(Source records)
## start

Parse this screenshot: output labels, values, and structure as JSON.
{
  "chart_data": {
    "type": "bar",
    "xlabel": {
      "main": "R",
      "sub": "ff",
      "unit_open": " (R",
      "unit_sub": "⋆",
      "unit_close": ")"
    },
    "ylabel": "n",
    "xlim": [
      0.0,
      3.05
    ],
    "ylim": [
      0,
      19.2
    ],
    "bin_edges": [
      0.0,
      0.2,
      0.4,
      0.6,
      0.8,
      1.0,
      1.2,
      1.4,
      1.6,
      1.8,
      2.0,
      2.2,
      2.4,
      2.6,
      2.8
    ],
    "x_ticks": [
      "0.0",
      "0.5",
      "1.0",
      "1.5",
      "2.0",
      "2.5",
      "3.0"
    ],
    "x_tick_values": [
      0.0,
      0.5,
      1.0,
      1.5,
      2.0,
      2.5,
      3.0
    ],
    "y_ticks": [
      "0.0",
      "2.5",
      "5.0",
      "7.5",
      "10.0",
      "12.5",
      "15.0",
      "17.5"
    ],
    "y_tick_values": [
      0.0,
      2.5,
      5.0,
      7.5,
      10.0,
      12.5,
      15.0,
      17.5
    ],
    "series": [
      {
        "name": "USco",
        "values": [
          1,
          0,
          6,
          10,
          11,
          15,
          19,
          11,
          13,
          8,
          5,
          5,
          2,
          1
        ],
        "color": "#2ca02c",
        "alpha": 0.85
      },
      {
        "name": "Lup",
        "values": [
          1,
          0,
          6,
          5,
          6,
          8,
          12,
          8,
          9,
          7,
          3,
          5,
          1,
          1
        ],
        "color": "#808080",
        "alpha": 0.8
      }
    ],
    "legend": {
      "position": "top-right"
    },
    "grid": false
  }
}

## end

**WHAT YOU NEED TO DO**
Every line above should be retyped exactly as given.

**FINAL RESULT**
Parse this screenshot: output labels, values, and structure as JSON.
{
  "chart_data": {
    "type": "bar",
    "xlabel": {
      "main": "R",
      "sub": "ff",
      "unit_open": " (R",
      "unit_sub": "⋆",
      "unit_close": ")"
    },
    "ylabel": "n",
    "xlim": [
      0.0,
      3.05
    ],
    "ylim": [
      0,
      19.2
    ],
    "bin_edges": [
      0.0,
      0.2,
      0.4,
      0.6,
      0.8,
      1.0,
      1.2,
      1.4,
      1.6,
      1.8,
      2.0,
      2.2,
      2.4,
      2.6,
      2.8
    ],
    "x_ticks": [
      "0.0",
      "0.5",
      "1.0",
      "1.5",
      "2.0",
      "2.5",
      "3.0"
    ],
    "x_tick_values": [
      0.0,
      0.5,
      1.0,
      1.5,
      2.0,
      2.5,
      3.0
    ],
    "y_ticks": [
      "0.0",
      "2.5",
      "5.0",
      "7.5",
      "10.0",
      "12.5",
      "15.0",
      "17.5"
    ],
    "y_tick_values": [
      0.0,
      2.5,
      5.0,
      7.5,
      10.0,
      12.5,
      15.0,
      17.5
    ],
    "series": [
      {
        "name": "USco",
        "values": [
          1,
          0,
          6,
          10,
          11,
          15,
          19,
          11,
          13,
          8,
          5,
          5,
          2,
          1
        ],
        "color": "#2ca02c",
        "alpha": 0.85
      },
      {
        "name": "Lup",
        "values": [
          1,
          0,
          6,
          5,
          6,
          8,
          12,
          8,
          9,
          7,
          3,
          5,
          1,
          1
        ],
        "color": "#808080",
        "alpha": 0.8
      }
    ],
    "legend": {
      "position": "top-right"
    },
    "grid": false
  }
}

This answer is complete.